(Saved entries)
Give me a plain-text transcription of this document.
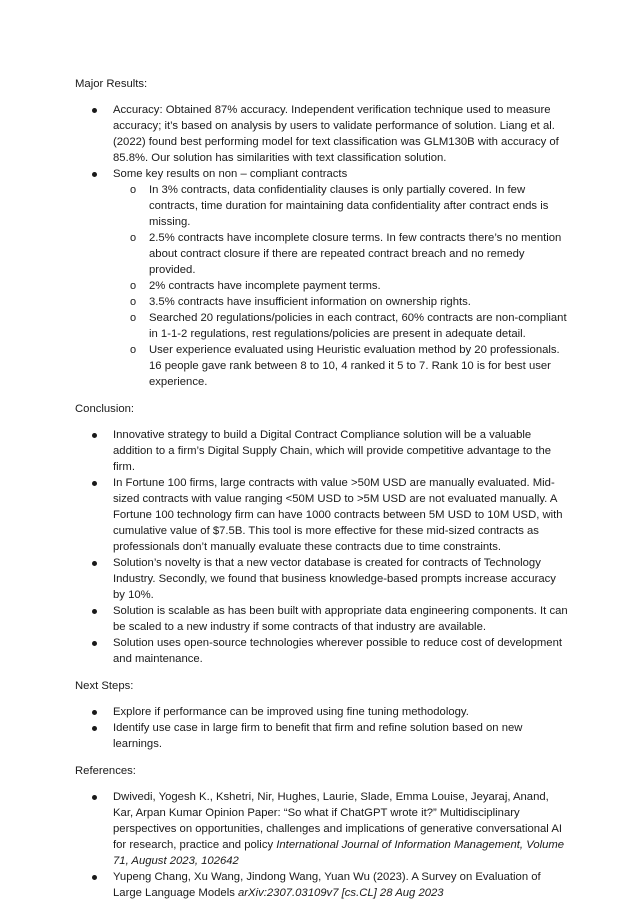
Major Results:

Accuracy: Obtained 87% accuracy. Independent verification technique used to measure accuracy; it’s based on analysis by users to validate performance of solution. Liang et al. (2022) found best performing model for text classification was GLM130B with accuracy of 85.8%. Our solution has similarities with text classification solution.
Some key results on non – compliant contracts
o In 3% contracts, data confidentiality clauses is only partially covered. In few contracts, time duration for maintaining data confidentiality after contract ends is missing.
o 2.5% contracts have incomplete closure terms. In few contracts there’s no mention about contract closure if there are repeated contract breach and no remedy provided.
o 2% contracts have incomplete payment terms.
o 3.5% contracts have insufficient information on ownership rights.
o Searched 20 regulations/policies in each contract, 60% contracts are non-compliant in 1-1-2 regulations, rest regulations/policies are present in adequate detail.
o User experience evaluated using Heuristic evaluation method by 20 professionals. 16 people gave rank between 8 to 10, 4 ranked it 5 to 7. Rank 10 is for best user experience.

Conclusion:

Innovative strategy to build a Digital Contract Compliance solution will be a valuable addition to a firm’s Digital Supply Chain, which will provide competitive advantage to the firm.
In Fortune 100 firms, large contracts with value >50M USD are manually evaluated. Mid-sized contracts with value ranging <50M USD to >5M USD are not evaluated manually. A Fortune 100 technology firm can have 1000 contracts between 5M USD to 10M USD, with cumulative value of $7.5B. This tool is more effective for these mid-sized contracts as professionals don’t manually evaluate these contracts due to time constraints.
Solution’s novelty is that a new vector database is created for contracts of Technology Industry. Secondly, we found that business knowledge-based prompts increase accuracy by 10%.
Solution is scalable as has been built with appropriate data engineering components. It can be scaled to a new industry if some contracts of that industry are available.
Solution uses open-source technologies wherever possible to reduce cost of development and maintenance.

Next Steps:

Explore if performance can be improved using fine tuning methodology.
Identify use case in large firm to benefit that firm and refine solution based on new learnings.

References:

Dwivedi, Yogesh K., Kshetri, Nir, Hughes, Laurie, Slade, Emma Louise, Jeyaraj, Anand, Kar, Arpan Kumar Opinion Paper: “So what if ChatGPT wrote it?” Multidisciplinary perspectives on opportunities, challenges and implications of generative conversational AI for research, practice and policy International Journal of Information Management, Volume 71, August 2023, 102642
Yupeng Chang, Xu Wang, Jindong Wang, Yuan Wu (2023). A Survey on Evaluation of Large Language Models arXiv:2307.03109v7 [cs.CL] 28 Aug 2023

## Task statement
Leave the pictures out and reproduce all of the records exactly.

## Answer in full
Give me a plain-text transcription of this document.
Major Results:

Accuracy: Obtained 87% accuracy. Independent verification technique used to measure accuracy; it’s based on analysis by users to validate performance of solution. Liang et al. (2022) found best performing model for text classification was GLM130B with accuracy of 85.8%. Our solution has similarities with text classification solution.
Some key results on non – compliant contracts
o In 3% contracts, data confidentiality clauses is only partially covered. In few contracts, time duration for maintaining data confidentiality after contract ends is missing.
o 2.5% contracts have incomplete closure terms. In few contracts there’s no mention about contract closure if there are repeated contract breach and no remedy provided.
o 2% contracts have incomplete payment terms.
o 3.5% contracts have insufficient information on ownership rights.
o Searched 20 regulations/policies in each contract, 60% contracts are non-compliant in 1-1-2 regulations, rest regulations/policies are present in adequate detail.
o User experience evaluated using Heuristic evaluation method by 20 professionals. 16 people gave rank between 8 to 10, 4 ranked it 5 to 7. Rank 10 is for best user experience.

Conclusion:

Innovative strategy to build a Digital Contract Compliance solution will be a valuable addition to a firm’s Digital Supply Chain, which will provide competitive advantage to the firm.
In Fortune 100 firms, large contracts with value >50M USD are manually evaluated. Mid-sized contracts with value ranging <50M USD to >5M USD are not evaluated manually. A Fortune 100 technology firm can have 1000 contracts between 5M USD to 10M USD, with cumulative value of $7.5B. This tool is more effective for these mid-sized contracts as professionals don’t manually evaluate these contracts due to time constraints.
Solution’s novelty is that a new vector database is created for contracts of Technology Industry. Secondly, we found that business knowledge-based prompts increase accuracy by 10%.
Solution is scalable as has been built with appropriate data engineering components. It can be scaled to a new industry if some contracts of that industry are available.
Solution uses open-source technologies wherever possible to reduce cost of development and maintenance.

Next Steps:

Explore if performance can be improved using fine tuning methodology.
Identify use case in large firm to benefit that firm and refine solution based on new learnings.

References:

Dwivedi, Yogesh K., Kshetri, Nir, Hughes, Laurie, Slade, Emma Louise, Jeyaraj, Anand, Kar, Arpan Kumar Opinion Paper: “So what if ChatGPT wrote it?” Multidisciplinary perspectives on opportunities, challenges and implications of generative conversational AI for research, practice and policy International Journal of Information Management, Volume 71, August 2023, 102642
Yupeng Chang, Xu Wang, Jindong Wang, Yuan Wu (2023). A Survey on Evaluation of Large Language Models arXiv:2307.03109v7 [cs.CL] 28 Aug 2023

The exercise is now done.